[Part of a data file]
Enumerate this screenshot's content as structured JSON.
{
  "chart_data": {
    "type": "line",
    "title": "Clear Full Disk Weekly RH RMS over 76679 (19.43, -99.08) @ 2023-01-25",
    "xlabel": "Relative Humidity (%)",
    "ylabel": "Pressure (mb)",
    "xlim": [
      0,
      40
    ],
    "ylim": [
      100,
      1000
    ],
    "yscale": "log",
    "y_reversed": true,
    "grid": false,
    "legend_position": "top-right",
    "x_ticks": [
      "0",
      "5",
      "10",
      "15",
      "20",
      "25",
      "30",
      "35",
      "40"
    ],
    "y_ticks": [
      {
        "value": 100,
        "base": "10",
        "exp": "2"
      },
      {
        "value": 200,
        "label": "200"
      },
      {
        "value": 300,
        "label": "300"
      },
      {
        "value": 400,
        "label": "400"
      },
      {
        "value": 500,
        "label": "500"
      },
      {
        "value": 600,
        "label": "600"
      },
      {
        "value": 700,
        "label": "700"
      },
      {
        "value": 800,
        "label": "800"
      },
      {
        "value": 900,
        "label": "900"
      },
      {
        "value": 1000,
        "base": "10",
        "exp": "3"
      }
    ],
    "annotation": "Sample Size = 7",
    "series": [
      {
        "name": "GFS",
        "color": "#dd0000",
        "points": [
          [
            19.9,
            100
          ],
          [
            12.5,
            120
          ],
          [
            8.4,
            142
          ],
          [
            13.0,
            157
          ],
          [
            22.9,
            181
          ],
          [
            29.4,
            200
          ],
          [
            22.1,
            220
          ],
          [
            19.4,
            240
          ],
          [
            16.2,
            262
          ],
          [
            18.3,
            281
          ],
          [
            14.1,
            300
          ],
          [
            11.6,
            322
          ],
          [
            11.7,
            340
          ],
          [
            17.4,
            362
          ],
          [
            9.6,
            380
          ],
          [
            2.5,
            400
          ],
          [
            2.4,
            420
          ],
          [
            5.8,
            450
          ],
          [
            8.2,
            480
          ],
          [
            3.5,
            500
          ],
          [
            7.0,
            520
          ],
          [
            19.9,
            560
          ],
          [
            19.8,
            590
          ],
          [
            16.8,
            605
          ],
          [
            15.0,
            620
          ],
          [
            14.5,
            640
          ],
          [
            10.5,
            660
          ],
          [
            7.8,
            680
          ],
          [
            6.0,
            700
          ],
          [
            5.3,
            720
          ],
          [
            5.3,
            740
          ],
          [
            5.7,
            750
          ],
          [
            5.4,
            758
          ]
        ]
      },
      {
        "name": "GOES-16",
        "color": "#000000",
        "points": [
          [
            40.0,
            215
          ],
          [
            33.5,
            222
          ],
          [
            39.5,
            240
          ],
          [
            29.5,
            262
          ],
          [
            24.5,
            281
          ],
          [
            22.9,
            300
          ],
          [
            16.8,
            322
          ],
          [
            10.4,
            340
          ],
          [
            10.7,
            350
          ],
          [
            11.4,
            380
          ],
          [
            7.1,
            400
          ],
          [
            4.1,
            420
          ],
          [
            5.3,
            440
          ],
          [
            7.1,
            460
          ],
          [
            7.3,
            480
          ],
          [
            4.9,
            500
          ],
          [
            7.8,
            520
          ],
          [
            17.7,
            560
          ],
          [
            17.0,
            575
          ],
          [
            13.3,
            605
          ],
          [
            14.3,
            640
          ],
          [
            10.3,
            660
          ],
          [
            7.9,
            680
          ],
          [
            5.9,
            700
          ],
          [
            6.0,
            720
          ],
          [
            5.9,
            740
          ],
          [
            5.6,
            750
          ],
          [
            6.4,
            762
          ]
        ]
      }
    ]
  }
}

---

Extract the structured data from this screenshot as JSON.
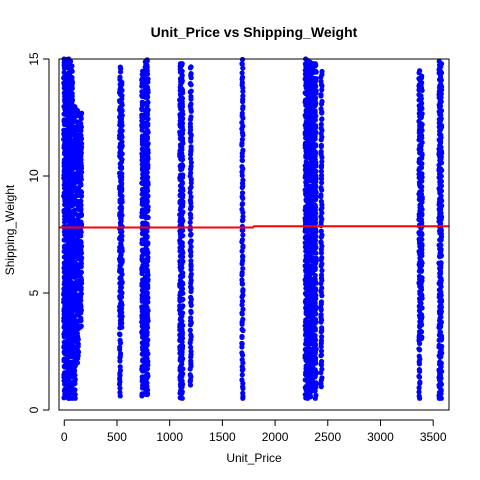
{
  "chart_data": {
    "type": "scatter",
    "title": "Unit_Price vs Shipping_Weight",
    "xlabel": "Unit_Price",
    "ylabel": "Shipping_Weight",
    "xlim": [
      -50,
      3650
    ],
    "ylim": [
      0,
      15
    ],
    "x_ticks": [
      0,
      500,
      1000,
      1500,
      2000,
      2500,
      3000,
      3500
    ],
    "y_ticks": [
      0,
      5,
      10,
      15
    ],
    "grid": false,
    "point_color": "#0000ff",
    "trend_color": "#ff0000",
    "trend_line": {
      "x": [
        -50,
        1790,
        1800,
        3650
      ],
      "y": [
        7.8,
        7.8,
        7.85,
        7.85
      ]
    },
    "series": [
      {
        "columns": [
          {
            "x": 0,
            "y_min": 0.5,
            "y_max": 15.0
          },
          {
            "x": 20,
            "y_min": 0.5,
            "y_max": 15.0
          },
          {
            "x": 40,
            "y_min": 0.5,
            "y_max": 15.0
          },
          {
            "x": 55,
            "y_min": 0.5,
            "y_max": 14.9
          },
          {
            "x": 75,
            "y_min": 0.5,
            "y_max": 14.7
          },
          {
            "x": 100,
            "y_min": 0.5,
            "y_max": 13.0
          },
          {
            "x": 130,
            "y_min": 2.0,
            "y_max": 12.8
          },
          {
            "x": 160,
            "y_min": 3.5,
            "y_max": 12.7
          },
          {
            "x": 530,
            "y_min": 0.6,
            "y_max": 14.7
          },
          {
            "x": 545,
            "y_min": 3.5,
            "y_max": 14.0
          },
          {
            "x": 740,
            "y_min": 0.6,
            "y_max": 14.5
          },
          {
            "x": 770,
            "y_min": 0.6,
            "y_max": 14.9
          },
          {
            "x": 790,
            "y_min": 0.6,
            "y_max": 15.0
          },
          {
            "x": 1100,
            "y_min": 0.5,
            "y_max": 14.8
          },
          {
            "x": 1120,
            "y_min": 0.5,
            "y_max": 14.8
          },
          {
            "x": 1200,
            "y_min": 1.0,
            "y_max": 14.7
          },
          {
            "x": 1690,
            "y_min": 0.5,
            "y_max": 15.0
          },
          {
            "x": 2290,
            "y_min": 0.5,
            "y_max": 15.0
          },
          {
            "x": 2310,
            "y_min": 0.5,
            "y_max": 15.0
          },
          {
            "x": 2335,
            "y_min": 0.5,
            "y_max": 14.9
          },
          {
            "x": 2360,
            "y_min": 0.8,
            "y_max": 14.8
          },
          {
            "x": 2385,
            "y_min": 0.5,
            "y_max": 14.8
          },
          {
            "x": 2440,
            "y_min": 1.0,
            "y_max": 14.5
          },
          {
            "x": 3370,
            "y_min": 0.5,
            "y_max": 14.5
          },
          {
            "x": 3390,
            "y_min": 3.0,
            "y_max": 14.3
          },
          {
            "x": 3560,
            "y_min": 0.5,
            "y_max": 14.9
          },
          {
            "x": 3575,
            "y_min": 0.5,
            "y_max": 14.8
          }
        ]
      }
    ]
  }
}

...

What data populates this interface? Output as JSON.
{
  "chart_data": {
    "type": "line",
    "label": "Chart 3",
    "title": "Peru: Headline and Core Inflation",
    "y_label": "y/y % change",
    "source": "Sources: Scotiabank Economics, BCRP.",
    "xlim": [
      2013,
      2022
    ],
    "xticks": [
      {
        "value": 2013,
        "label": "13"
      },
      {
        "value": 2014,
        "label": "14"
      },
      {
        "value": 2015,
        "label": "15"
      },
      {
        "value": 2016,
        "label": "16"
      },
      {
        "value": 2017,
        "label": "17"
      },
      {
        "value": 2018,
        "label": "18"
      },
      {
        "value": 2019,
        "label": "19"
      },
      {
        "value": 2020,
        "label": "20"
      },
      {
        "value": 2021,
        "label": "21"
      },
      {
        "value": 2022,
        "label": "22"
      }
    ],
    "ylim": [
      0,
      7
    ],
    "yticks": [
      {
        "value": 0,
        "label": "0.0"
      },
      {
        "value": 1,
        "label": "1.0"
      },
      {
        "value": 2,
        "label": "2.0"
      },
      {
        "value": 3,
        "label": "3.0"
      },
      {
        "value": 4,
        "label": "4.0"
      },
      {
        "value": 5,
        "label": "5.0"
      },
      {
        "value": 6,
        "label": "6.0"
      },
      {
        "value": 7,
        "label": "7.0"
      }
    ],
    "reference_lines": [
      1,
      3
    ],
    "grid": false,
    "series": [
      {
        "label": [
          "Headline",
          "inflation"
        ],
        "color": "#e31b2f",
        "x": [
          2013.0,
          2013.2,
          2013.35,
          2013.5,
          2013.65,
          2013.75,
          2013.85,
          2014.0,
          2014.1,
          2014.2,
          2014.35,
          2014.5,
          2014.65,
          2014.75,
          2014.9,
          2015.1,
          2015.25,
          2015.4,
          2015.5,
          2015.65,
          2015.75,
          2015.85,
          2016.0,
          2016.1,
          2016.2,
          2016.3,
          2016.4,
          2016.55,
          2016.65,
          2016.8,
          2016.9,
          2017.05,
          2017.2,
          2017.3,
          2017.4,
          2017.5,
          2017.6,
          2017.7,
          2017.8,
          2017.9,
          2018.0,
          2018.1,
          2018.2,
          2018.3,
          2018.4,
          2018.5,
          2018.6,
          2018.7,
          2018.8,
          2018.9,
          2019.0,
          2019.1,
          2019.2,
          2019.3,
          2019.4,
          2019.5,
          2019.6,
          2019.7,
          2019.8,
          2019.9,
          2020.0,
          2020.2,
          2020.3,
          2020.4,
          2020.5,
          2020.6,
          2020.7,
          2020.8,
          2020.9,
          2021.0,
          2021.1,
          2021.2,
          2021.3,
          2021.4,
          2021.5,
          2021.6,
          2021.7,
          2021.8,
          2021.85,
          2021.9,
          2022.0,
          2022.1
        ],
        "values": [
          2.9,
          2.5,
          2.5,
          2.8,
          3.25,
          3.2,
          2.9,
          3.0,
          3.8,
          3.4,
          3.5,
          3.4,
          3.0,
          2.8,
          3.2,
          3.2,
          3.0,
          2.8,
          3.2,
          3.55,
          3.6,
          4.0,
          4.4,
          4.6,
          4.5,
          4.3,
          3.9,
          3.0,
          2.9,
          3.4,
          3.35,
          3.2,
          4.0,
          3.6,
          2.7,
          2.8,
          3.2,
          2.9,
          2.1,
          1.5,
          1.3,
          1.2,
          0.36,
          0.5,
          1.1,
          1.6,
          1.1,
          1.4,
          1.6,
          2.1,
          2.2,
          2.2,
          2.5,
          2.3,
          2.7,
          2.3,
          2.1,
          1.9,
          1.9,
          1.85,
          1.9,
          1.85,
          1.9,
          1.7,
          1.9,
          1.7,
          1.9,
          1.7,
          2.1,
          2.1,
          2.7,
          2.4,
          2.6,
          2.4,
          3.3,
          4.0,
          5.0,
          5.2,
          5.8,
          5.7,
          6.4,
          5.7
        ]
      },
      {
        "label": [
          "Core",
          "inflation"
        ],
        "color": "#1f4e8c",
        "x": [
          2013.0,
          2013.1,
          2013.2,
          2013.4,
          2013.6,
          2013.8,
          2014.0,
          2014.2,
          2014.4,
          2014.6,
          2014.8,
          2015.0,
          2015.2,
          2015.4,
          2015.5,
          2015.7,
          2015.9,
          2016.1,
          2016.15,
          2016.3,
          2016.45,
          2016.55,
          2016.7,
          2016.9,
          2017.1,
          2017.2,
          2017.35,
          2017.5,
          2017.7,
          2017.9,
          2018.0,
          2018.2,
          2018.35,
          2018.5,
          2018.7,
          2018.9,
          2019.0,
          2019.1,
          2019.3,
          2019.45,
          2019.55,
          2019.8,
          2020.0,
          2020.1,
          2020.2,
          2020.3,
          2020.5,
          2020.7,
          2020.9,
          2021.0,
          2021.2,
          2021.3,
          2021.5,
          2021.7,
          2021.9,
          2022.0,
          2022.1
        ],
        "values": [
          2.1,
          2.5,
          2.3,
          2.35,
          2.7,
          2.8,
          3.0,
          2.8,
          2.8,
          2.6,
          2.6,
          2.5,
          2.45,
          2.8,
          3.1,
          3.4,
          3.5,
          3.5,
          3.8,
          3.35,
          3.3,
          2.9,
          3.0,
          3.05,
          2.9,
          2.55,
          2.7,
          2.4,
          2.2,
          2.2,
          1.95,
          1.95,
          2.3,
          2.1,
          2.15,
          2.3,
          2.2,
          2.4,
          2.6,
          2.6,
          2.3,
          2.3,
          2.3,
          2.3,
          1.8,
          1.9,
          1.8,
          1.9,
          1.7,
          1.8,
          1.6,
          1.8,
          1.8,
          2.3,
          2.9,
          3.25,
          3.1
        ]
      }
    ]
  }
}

▶ [What is being asked] Extract every line from the records above that contains the word "Headline".

▶ [Result]
    "title": "Peru: Headline and Core Inflation",
          "Headline",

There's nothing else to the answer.